_REQUIRED WORK_: Below is a block of records. Copy every line in it that contains the word "this".

_DATASET ROWS_:
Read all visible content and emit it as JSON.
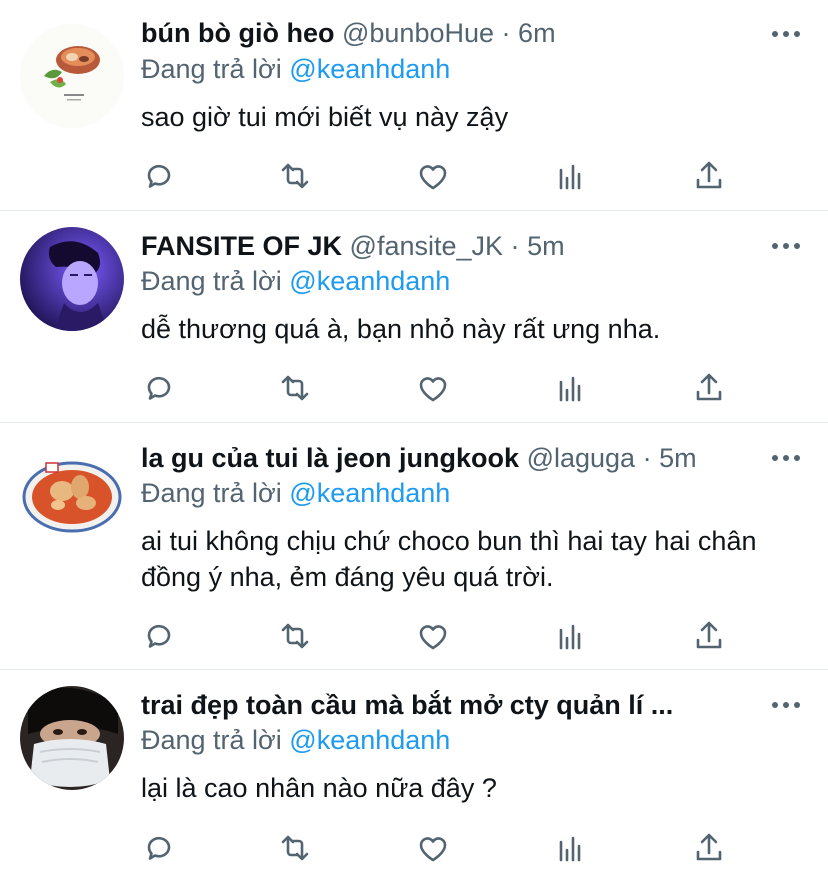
{
  "reply_prefix": "Đang trả lời",
  "tweets": [
    {
      "name": "bún bò giò heo",
      "handle": "@bunboHue",
      "sep": "·",
      "time": "6m",
      "reply_to": "@keanhdanh",
      "text": "sao giờ tui mới biết vụ này zậy",
      "avatar": "food-bowl"
    },
    {
      "name": "FANSITE OF JK",
      "handle": "@fansite_JK",
      "sep": "·",
      "time": "5m",
      "reply_to": "@keanhdanh",
      "text": "dễ thương quá à, bạn nhỏ này rất ưng nha.",
      "avatar": "purple-portrait"
    },
    {
      "name": "la gu của tui là jeon jungkook",
      "handle": "@laguga",
      "sep": "·",
      "time": "5m",
      "reply_to": "@keanhdanh",
      "text": "ai tui không chịu chứ choco bun thì hai tay hai chân đồng ý nha, ẻm đáng yêu quá trời.",
      "avatar": "curry-plate"
    },
    {
      "name": "trai đẹp toàn cầu mà bắt mở cty quản lí ...",
      "handle": "",
      "sep": "",
      "time": "",
      "reply_to": "@keanhdanh",
      "text": "lại là cao nhân nào nữa đây ?",
      "avatar": "masked-portrait"
    }
  ],
  "colors": {
    "secondary": "#536471",
    "link": "#1d9bf0",
    "divider": "#e6ecf0"
  }
}
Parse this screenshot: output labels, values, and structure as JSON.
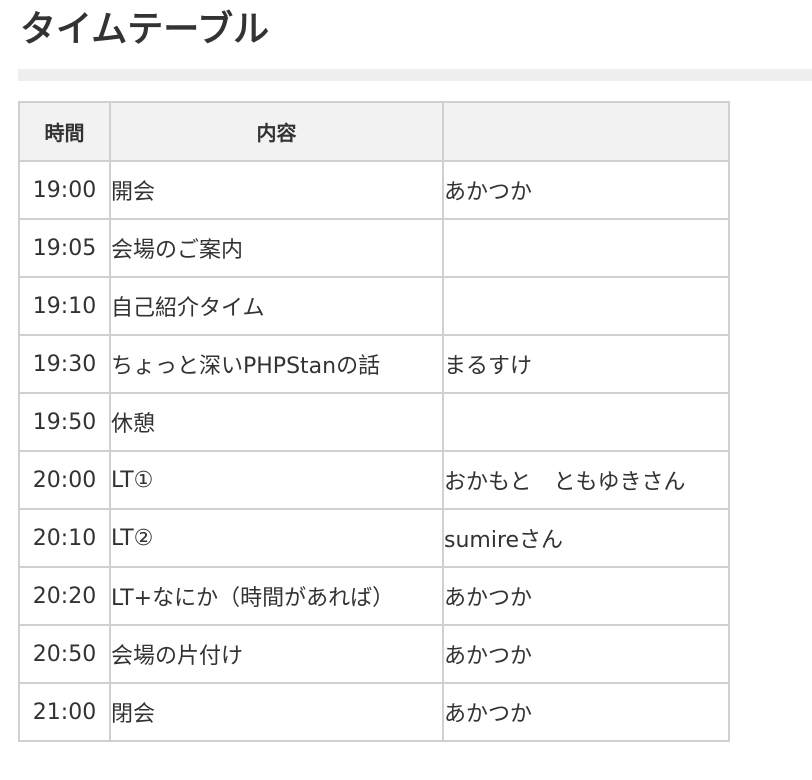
{
  "page": {
    "title": "タイムテーブル"
  },
  "timetable": {
    "headers": {
      "time": "時間",
      "content": "内容",
      "person": ""
    },
    "rows": [
      {
        "time": "19:00",
        "content": "開会",
        "person": "あかつか"
      },
      {
        "time": "19:05",
        "content": "会場のご案内",
        "person": ""
      },
      {
        "time": "19:10",
        "content": "自己紹介タイム",
        "person": ""
      },
      {
        "time": "19:30",
        "content": "ちょっと深いPHPStanの話",
        "person": "まるすけ"
      },
      {
        "time": "19:50",
        "content": "休憩",
        "person": ""
      },
      {
        "time": "20:00",
        "content": "LT①",
        "person": "おかもと　ともゆきさん"
      },
      {
        "time": "20:10",
        "content": "LT②",
        "person": "sumireさん"
      },
      {
        "time": "20:20",
        "content": "LT+なにか（時間があれば）",
        "person": "あかつか"
      },
      {
        "time": "20:50",
        "content": "会場の片付け",
        "person": "あかつか"
      },
      {
        "time": "21:00",
        "content": "閉会",
        "person": "あかつか"
      }
    ]
  },
  "colors": {
    "text": "#333333",
    "rule": "#eeeeee",
    "border": "#d0d0d0",
    "header_bg": "#f2f2f2"
  }
}
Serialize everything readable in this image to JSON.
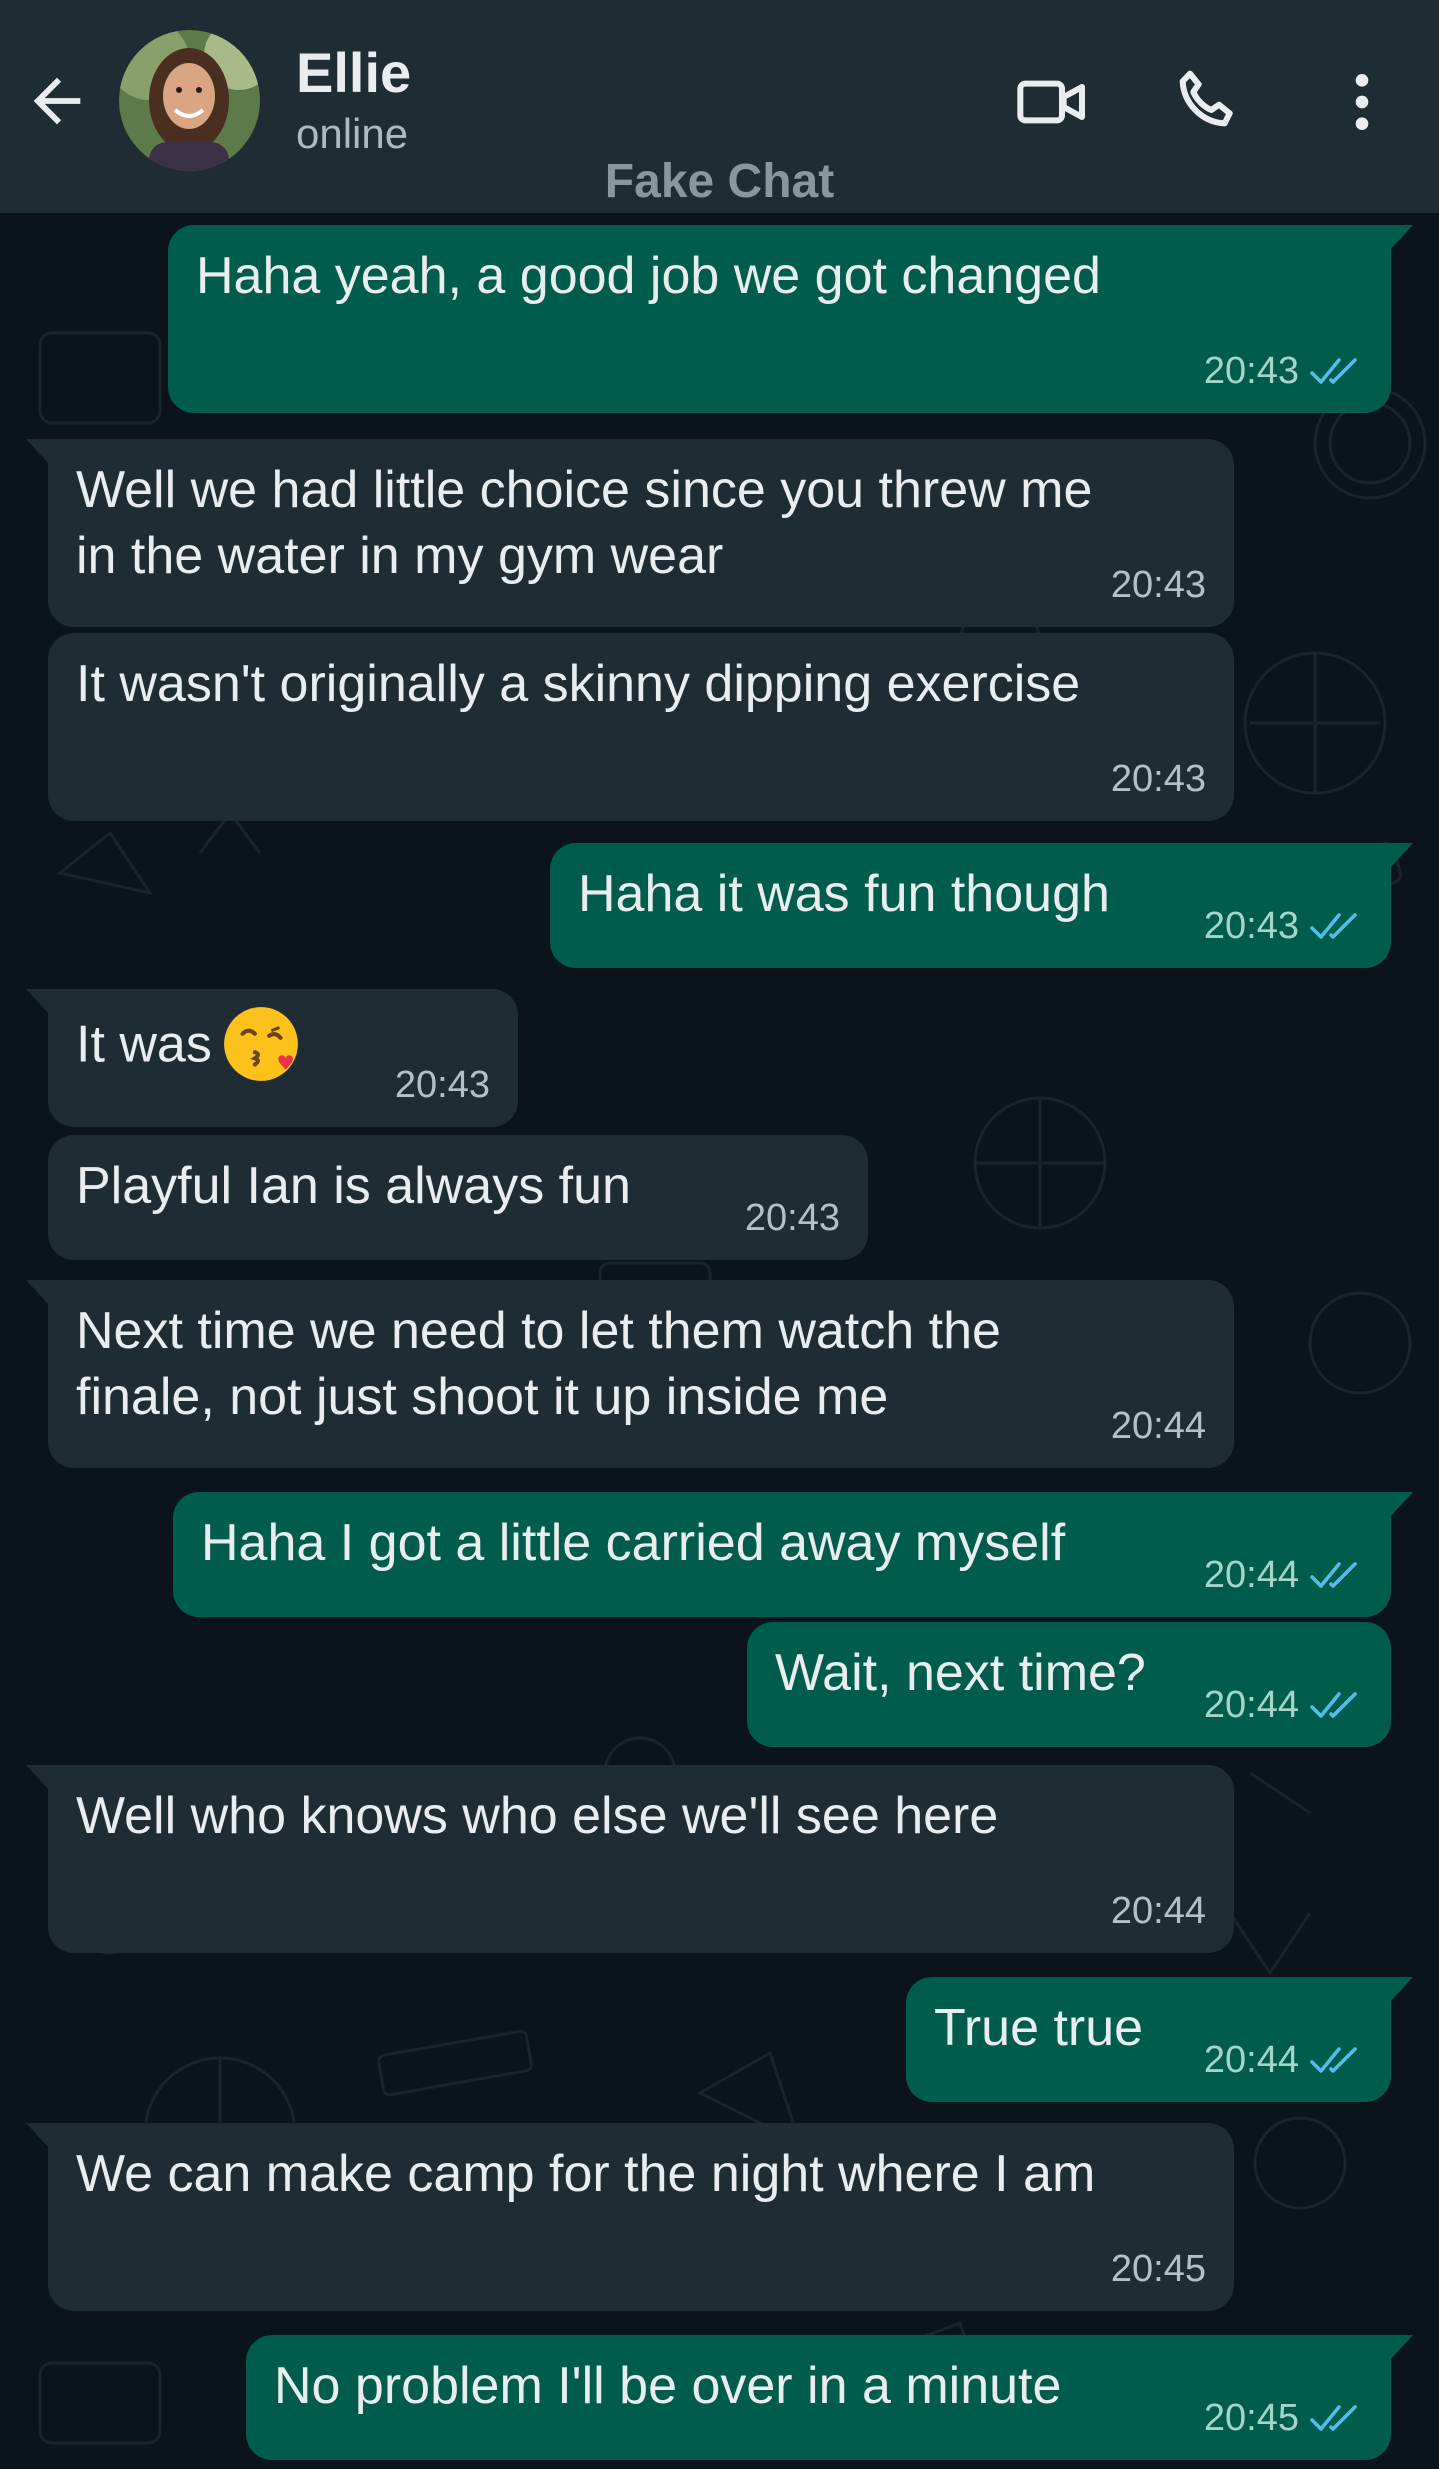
{
  "header": {
    "contact_name": "Ellie",
    "status": "online",
    "watermark": "Fake Chat",
    "icons": [
      "back-arrow-icon",
      "video-call-icon",
      "voice-call-icon",
      "more-options-icon"
    ]
  },
  "colors": {
    "header_bg": "#1f2c34",
    "chat_bg": "#0b141a",
    "incoming_bubble": "#202c33",
    "outgoing_bubble": "#005c4b",
    "read_ticks": "#53bdeb"
  },
  "messages": [
    {
      "dir": "out",
      "text": "Haha yeah, a good job we got changed",
      "time": "20:43",
      "read": true
    },
    {
      "dir": "in",
      "text": "Well we had little choice since you threw me\nin the water in my gym wear",
      "time": "20:43"
    },
    {
      "dir": "in",
      "text": "It wasn't originally a skinny dipping exercise",
      "time": "20:43"
    },
    {
      "dir": "out",
      "text": "Haha it was fun though",
      "time": "20:43",
      "read": true
    },
    {
      "dir": "in",
      "text": "It was",
      "emoji": "kissing-face-with-heart-emoji",
      "time": "20:43"
    },
    {
      "dir": "in",
      "text": "Playful Ian is always fun",
      "time": "20:43"
    },
    {
      "dir": "in",
      "text": "Next time we need to let them watch the\nfinale, not just shoot it up inside me",
      "time": "20:44"
    },
    {
      "dir": "out",
      "text": "Haha I got a little carried away myself",
      "time": "20:44",
      "read": true
    },
    {
      "dir": "out",
      "text": "Wait, next time?",
      "time": "20:44",
      "read": true
    },
    {
      "dir": "in",
      "text": "Well who knows who else we'll see here",
      "time": "20:44"
    },
    {
      "dir": "out",
      "text": "True true",
      "time": "20:44",
      "read": true
    },
    {
      "dir": "in",
      "text": "We can make camp for the night where I am",
      "time": "20:45"
    },
    {
      "dir": "out",
      "text": "No problem I'll be over in a minute",
      "time": "20:45",
      "read": true
    }
  ]
}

_ANSWER_:
Parse this screenshot: output labels, values, and structure as JSON.
Serialize everything readable in this image to JSON.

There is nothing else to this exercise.